All entries are to be quoted exactly; the images stay out of the copy.
--- start SOURCE DATA ---
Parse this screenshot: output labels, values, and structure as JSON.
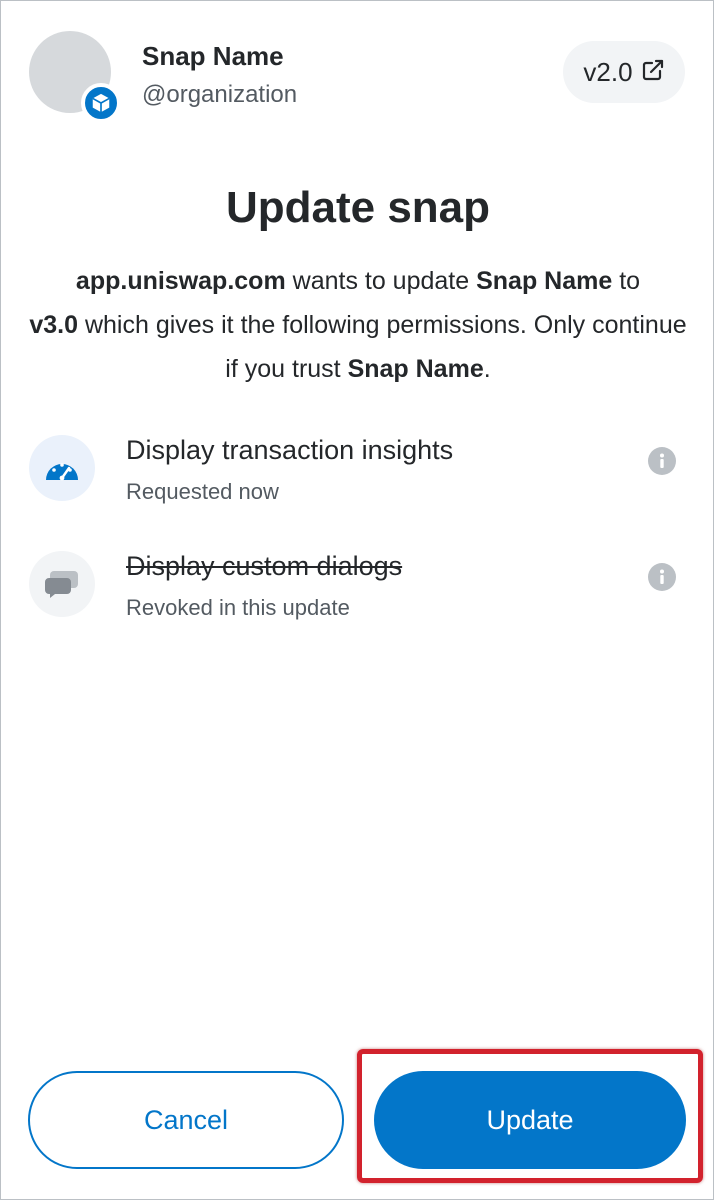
{
  "header": {
    "snap_name": "Snap Name",
    "organization": "@organization",
    "version": "v2.0",
    "version_icon": "external-link-icon",
    "badge_icon": "snap-box-icon"
  },
  "title": "Update snap",
  "description": {
    "origin": "app.uniswap.com",
    "part1": " wants to update ",
    "snap_name": "Snap Name",
    "part2": " to ",
    "new_version": "v3.0",
    "part3": " which gives it the following permissions. Only continue if you trust ",
    "snap_name_2": "Snap Name",
    "part4": "."
  },
  "permissions": [
    {
      "label": "Display transaction insights",
      "status": "Requested now",
      "icon": "gauge-icon",
      "revoked": false
    },
    {
      "label": "Display custom dialogs",
      "status": "Revoked in this update",
      "icon": "chat-bubbles-icon",
      "revoked": true
    }
  ],
  "footer": {
    "cancel_label": "Cancel",
    "update_label": "Update"
  },
  "colors": {
    "primary": "#0376c9",
    "text": "#24272a",
    "muted": "#535a61",
    "highlight": "#d2222d"
  }
}
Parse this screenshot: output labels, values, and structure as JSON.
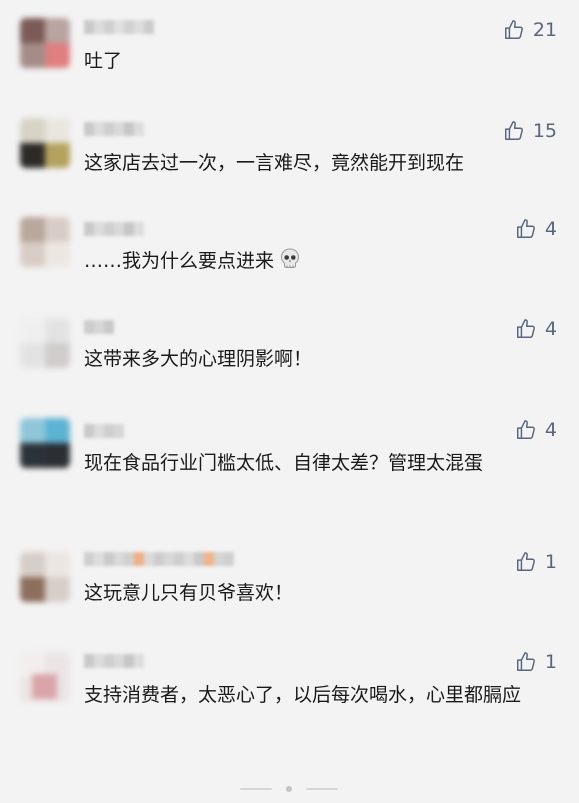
--- end SOURCE DATA ---
WRITTEN ANSWER
Parse this screenshot: output labels, values, and structure as JSON.
{
  "header": {
    "snap_name": "Snap Name",
    "organization": "@organization",
    "version": "v2.0",
    "version_icon": "external-link-icon",
    "badge_icon": "snap-box-icon"
  },
  "title": "Update snap",
  "description": {
    "origin": "app.uniswap.com",
    "part1": " wants to update ",
    "snap_name": "Snap Name",
    "part2": " to ",
    "new_version": "v3.0",
    "part3": " which gives it the following permissions. Only continue if you trust ",
    "snap_name_2": "Snap Name",
    "part4": "."
  },
  "permissions": [
    {
      "label": "Display transaction insights",
      "status": "Requested now",
      "icon": "gauge-icon",
      "revoked": false
    },
    {
      "label": "Display custom dialogs",
      "status": "Revoked in this update",
      "icon": "chat-bubbles-icon",
      "revoked": true
    }
  ],
  "footer": {
    "cancel_label": "Cancel",
    "update_label": "Update"
  },
  "colors": {
    "primary": "#0376c9",
    "text": "#24272a",
    "muted": "#535a61",
    "highlight": "#d2222d"
  }
}
Parse this screenshot: output labels, values, and structure as JSON.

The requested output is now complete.